■ WORK REQUIRED ■
Copy out each line exactly; pictures stay out of the copy.

■ GIVEN DATA ■
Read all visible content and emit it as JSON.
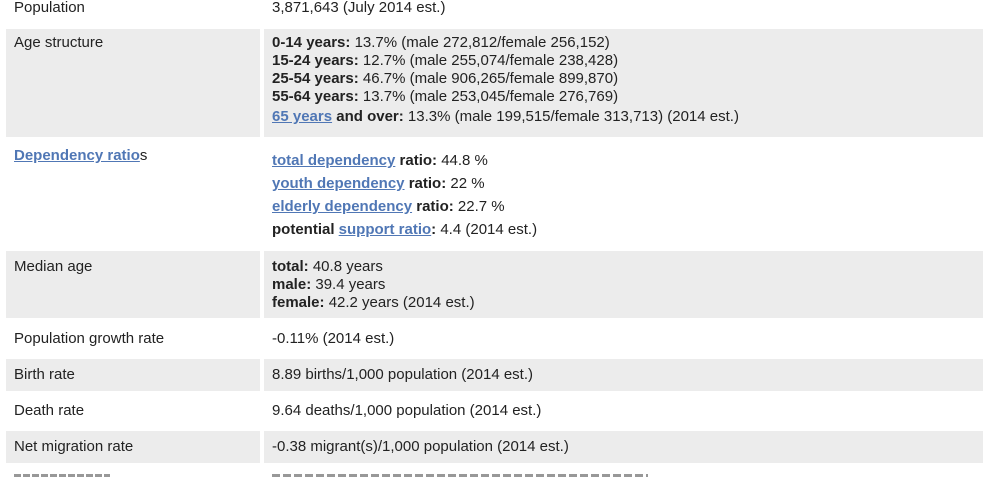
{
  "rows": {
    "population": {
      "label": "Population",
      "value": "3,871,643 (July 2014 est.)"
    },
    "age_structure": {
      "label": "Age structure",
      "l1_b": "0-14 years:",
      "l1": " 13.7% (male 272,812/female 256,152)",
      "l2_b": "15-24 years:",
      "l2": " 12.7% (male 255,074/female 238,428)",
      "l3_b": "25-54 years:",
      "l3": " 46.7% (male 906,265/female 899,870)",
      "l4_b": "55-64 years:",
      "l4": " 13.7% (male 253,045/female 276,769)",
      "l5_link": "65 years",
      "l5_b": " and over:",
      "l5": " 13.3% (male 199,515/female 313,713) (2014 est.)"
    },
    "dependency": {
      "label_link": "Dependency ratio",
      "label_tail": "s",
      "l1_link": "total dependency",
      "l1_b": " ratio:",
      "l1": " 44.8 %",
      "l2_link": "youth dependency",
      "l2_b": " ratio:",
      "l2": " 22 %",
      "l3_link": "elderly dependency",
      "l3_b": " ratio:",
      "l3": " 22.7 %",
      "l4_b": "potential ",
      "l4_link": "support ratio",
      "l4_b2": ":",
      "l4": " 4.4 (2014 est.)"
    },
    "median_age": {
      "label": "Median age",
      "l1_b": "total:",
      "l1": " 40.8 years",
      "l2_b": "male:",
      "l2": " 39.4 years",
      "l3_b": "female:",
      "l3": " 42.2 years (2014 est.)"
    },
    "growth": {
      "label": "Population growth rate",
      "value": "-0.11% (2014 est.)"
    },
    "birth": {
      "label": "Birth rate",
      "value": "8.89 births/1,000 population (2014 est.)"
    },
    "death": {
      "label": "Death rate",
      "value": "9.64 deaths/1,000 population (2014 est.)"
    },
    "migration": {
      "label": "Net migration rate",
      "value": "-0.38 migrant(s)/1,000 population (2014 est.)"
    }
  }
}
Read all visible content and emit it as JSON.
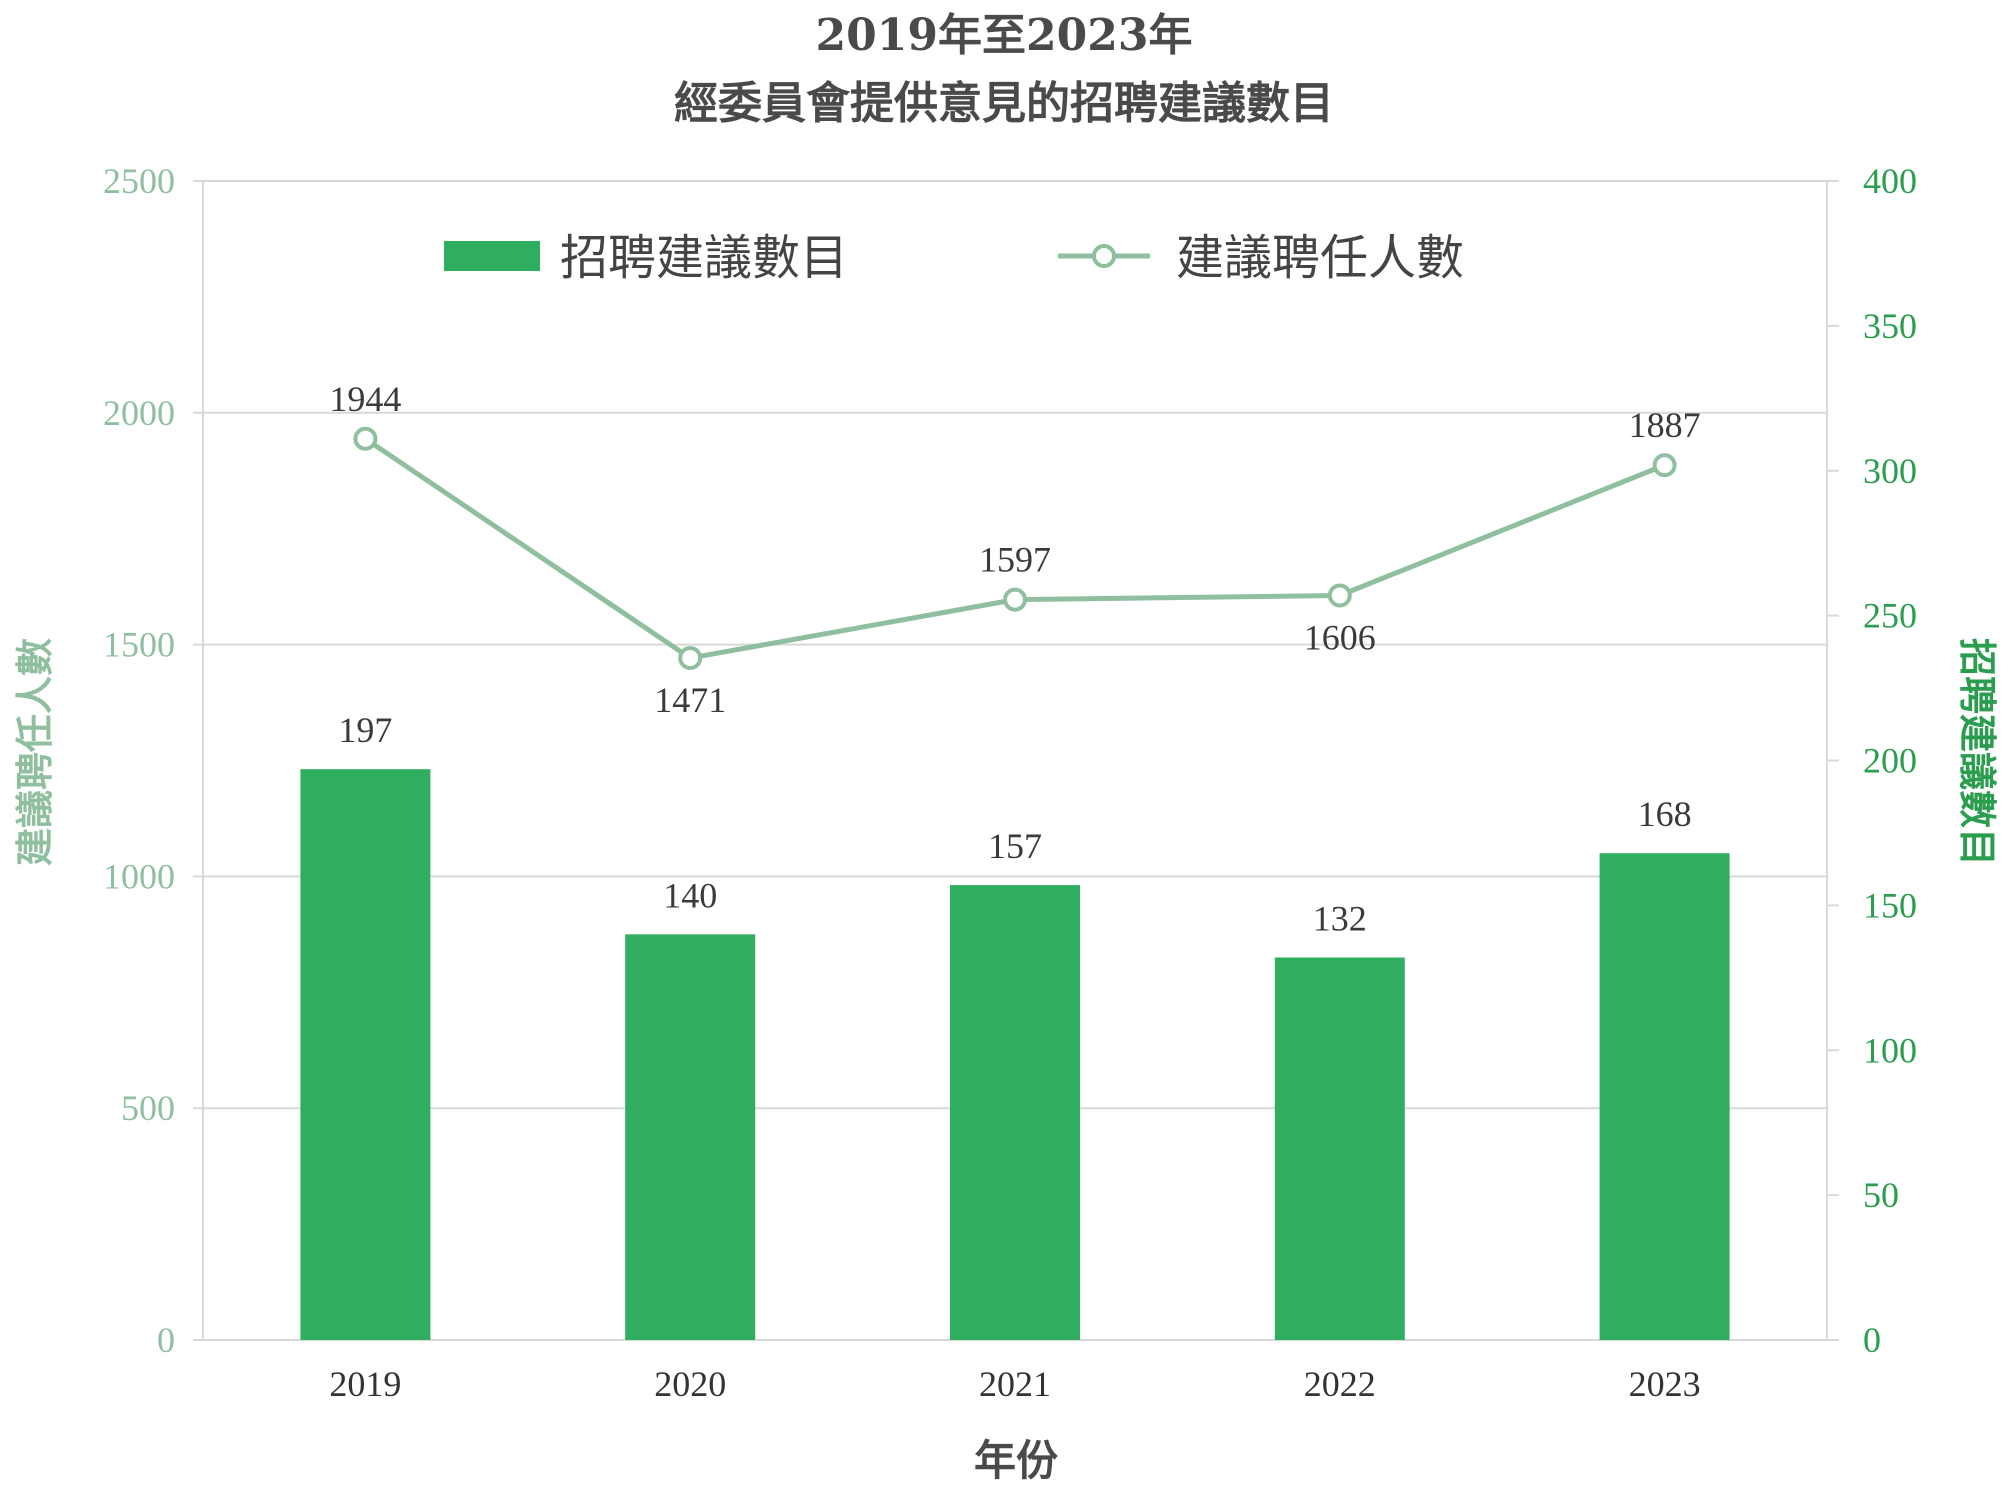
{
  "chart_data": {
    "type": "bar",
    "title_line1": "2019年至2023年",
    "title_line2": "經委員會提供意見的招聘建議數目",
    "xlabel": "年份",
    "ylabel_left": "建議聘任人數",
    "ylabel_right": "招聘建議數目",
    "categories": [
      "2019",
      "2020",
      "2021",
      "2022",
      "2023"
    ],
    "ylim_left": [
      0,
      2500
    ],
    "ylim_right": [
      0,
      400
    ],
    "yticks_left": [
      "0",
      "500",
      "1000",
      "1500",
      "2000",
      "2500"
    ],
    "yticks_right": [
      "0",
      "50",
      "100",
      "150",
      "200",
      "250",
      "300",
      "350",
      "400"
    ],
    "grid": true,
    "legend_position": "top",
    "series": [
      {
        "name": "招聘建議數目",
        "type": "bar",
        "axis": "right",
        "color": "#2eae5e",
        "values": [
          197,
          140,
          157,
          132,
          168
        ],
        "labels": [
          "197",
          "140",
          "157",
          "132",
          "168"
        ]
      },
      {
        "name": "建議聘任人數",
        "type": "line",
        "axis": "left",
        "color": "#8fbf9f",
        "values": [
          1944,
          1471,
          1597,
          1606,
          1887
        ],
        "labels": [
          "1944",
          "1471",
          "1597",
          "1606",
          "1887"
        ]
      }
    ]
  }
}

■ IN RESPONSE ■
Read all visible content and emit it as JSON.
{
  "rows": {
    "population": {
      "label": "Population",
      "value": "3,871,643 (July 2014 est.)"
    },
    "age_structure": {
      "label": "Age structure",
      "l1_b": "0-14 years:",
      "l1": " 13.7% (male 272,812/female 256,152)",
      "l2_b": "15-24 years:",
      "l2": " 12.7% (male 255,074/female 238,428)",
      "l3_b": "25-54 years:",
      "l3": " 46.7% (male 906,265/female 899,870)",
      "l4_b": "55-64 years:",
      "l4": " 13.7% (male 253,045/female 276,769)",
      "l5_link": "65 years",
      "l5_b": " and over:",
      "l5": " 13.3% (male 199,515/female 313,713) (2014 est.)"
    },
    "dependency": {
      "label_link": "Dependency ratio",
      "label_tail": "s",
      "l1_link": "total dependency",
      "l1_b": " ratio:",
      "l1": " 44.8 %",
      "l2_link": "youth dependency",
      "l2_b": " ratio:",
      "l2": " 22 %",
      "l3_link": "elderly dependency",
      "l3_b": " ratio:",
      "l3": " 22.7 %",
      "l4_b": "potential ",
      "l4_link": "support ratio",
      "l4_b2": ":",
      "l4": " 4.4 (2014 est.)"
    },
    "median_age": {
      "label": "Median age",
      "l1_b": "total:",
      "l1": " 40.8 years",
      "l2_b": "male:",
      "l2": " 39.4 years",
      "l3_b": "female:",
      "l3": " 42.2 years (2014 est.)"
    },
    "growth": {
      "label": "Population growth rate",
      "value": "-0.11% (2014 est.)"
    },
    "birth": {
      "label": "Birth rate",
      "value": "8.89 births/1,000 population (2014 est.)"
    },
    "death": {
      "label": "Death rate",
      "value": "9.64 deaths/1,000 population (2014 est.)"
    },
    "migration": {
      "label": "Net migration rate",
      "value": "-0.38 migrant(s)/1,000 population (2014 est.)"
    }
  }
}
Read all visible content and emit it as JSON.
{
  "chart_data": {
    "type": "bar",
    "title_line1": "2019年至2023年",
    "title_line2": "經委員會提供意見的招聘建議數目",
    "xlabel": "年份",
    "ylabel_left": "建議聘任人數",
    "ylabel_right": "招聘建議數目",
    "categories": [
      "2019",
      "2020",
      "2021",
      "2022",
      "2023"
    ],
    "ylim_left": [
      0,
      2500
    ],
    "ylim_right": [
      0,
      400
    ],
    "yticks_left": [
      "0",
      "500",
      "1000",
      "1500",
      "2000",
      "2500"
    ],
    "yticks_right": [
      "0",
      "50",
      "100",
      "150",
      "200",
      "250",
      "300",
      "350",
      "400"
    ],
    "grid": true,
    "legend_position": "top",
    "series": [
      {
        "name": "招聘建議數目",
        "type": "bar",
        "axis": "right",
        "color": "#2eae5e",
        "values": [
          197,
          140,
          157,
          132,
          168
        ],
        "labels": [
          "197",
          "140",
          "157",
          "132",
          "168"
        ]
      },
      {
        "name": "建議聘任人數",
        "type": "line",
        "axis": "left",
        "color": "#8fbf9f",
        "values": [
          1944,
          1471,
          1597,
          1606,
          1887
        ],
        "labels": [
          "1944",
          "1471",
          "1597",
          "1606",
          "1887"
        ]
      }
    ]
  }
}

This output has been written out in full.